* Testo da analizzare *
«Diamo ai terremotati i nostri 500 mila euro»

Panfilio in diretta sulla Rai: «È giusto che i contributi vadano a chi sta peggio di noi»

CONA. L'indennizzo governativo, mezzo milione di euro, da Cona a un Comune terremotato del centro Italia. È la proposta che il sindaco, Alberto Panfilio, ha fatto ieri, in diretta televisiva, dalla trasmissione «L’Arena» di Massimo Giletti. Prima che a tutti gli altri, l’ha fatta agli abitanti di Conetta, la frazione di 190 anime che, da un anno e mezzo, ospita un centro di permanenza temporanea per profughi: inizialmente una cinquantina, poi saliti via via fino ad un massimo di oltre 1.500, oggi “ridotti” a 1.285.

«Sono i cittadini di Conetta che subiscono i disagi», dice Panfilio, «è giusto che decidano loro cosa fare. Questa è la proposta della mia amministrazione, maturata non appena il Prefetto Morcone ha annunciato lo stanziamento di mezzo milione di euro a favore dei Comuni, come Cona e Bagnoli, che sopportano la presenza di molti migranti. Se e quando arriveranno questi soldi, saranno i cittadini di Conetta a dire l’ultima parola».

* Estratti del dataset *
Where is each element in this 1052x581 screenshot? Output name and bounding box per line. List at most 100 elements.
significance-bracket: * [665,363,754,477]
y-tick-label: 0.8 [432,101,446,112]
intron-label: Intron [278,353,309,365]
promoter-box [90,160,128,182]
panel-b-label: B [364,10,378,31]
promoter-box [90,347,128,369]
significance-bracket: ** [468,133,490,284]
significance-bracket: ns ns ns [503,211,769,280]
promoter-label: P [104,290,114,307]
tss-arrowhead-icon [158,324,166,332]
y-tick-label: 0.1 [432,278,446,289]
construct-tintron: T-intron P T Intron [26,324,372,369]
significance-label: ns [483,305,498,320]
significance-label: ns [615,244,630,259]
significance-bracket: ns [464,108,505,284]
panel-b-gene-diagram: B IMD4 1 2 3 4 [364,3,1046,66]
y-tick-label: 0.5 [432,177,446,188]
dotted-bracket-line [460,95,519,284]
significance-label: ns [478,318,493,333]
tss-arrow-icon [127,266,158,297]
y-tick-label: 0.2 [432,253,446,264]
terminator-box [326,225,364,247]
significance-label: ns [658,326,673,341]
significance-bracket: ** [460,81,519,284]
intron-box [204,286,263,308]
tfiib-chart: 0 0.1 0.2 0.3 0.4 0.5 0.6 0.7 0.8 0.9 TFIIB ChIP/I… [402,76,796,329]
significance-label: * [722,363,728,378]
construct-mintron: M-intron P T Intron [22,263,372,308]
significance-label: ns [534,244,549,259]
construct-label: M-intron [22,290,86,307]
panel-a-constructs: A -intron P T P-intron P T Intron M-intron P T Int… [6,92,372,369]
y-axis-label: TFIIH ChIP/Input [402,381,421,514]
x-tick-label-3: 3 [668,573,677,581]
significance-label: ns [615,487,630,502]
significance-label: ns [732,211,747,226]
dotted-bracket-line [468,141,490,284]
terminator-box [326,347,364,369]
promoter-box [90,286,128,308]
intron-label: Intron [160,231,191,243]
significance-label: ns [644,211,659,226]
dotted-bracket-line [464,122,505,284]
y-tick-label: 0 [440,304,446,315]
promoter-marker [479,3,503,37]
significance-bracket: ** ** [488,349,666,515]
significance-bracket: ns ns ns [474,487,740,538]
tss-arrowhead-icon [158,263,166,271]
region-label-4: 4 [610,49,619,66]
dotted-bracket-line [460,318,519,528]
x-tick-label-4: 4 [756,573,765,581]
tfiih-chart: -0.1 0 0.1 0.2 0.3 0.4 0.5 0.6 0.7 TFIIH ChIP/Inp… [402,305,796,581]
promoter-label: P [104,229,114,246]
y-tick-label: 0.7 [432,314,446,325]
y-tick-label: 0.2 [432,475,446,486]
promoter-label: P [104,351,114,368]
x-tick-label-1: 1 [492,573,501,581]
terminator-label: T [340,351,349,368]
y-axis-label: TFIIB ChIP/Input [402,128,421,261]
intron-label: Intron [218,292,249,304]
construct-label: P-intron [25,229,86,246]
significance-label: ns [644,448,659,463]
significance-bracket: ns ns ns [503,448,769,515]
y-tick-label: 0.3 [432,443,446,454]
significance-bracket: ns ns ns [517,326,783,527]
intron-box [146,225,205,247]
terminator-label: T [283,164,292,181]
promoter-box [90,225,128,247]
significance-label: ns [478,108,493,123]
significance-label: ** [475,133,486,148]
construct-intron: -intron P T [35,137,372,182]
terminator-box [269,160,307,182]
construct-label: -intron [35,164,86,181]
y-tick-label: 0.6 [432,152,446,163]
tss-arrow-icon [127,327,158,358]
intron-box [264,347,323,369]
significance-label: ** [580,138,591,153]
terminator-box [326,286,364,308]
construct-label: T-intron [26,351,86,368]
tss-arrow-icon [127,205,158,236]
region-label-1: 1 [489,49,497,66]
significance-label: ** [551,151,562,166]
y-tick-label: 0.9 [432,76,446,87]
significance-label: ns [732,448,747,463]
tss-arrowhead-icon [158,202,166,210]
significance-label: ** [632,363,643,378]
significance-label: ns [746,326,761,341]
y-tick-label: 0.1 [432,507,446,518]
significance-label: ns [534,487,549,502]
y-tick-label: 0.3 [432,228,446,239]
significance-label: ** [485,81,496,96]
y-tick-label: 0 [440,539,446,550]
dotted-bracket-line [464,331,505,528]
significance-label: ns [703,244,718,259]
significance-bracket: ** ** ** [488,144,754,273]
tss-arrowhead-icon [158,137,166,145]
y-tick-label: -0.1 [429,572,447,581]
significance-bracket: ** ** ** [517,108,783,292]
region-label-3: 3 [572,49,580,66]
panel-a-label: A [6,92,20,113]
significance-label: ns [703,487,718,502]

* Compito di lavoro 1 *
Secondo l'articolo sulla proposta del sindaco di Cona, in quale trasmissione televisiva Alberto Panfilio ha lanciato la sua idea?
* Compito di lavoro 2 *
Scrivi il seguito dell'articolo sulla proposta del sindaco di Cona, ripartendo subito dopo l'ultima frase riportata.

* Risposta scritta 1 *
Nella trasmissione «L’Arena» di Massimo Giletti.

* Risposta scritta 2 *
Nella sede della Pro Loco, dalla quale Panfilio e i suoi concittadini sono collegati alla trasmissione, il consenso è pressoché unanime. Tanto che, quando l’assessore regionale Roberto Marcato (Lega Nord) ironizza su questa idea della beneficenza per i terremotati, è proprio un cittadino di Conetta a reagire: «Stai zitto. Tu non sei mai venuto a vedere cosa succede da noi». Nessun esponente della Lega Nord, in effetti, ha mai “difeso” Conetta in prima persona, preferendo, invece, spendersi per la padovana Bagnoli che, da qui, dista pochi chilometri. Del resto gli abitanti di questa frazione hanno sempre rifiutato “l’elemosina” dei risarcimenti, anche quando a offrirli era la Prefettura (2,5 euro a profugo al giorno) con la clausola «per progetti a favore dei profughi».

Coerenza, dunque, e orgoglio stanno dietro a questa idea di aiutare, alla fine, «chi sta peggio di noi». Anche perché, a ben guardare, se il parametro è quello dei 500 euro a profugo, quelli di Conetta sono, e sono stati, molti di più. «Credo che abbiano fatto un forfait» dice Panfilio «non tanto per Cona e Bagnoli, ma per Mineo (in provincia di Catania) dove avrebbero dovuto dare cifre molto più consistenti».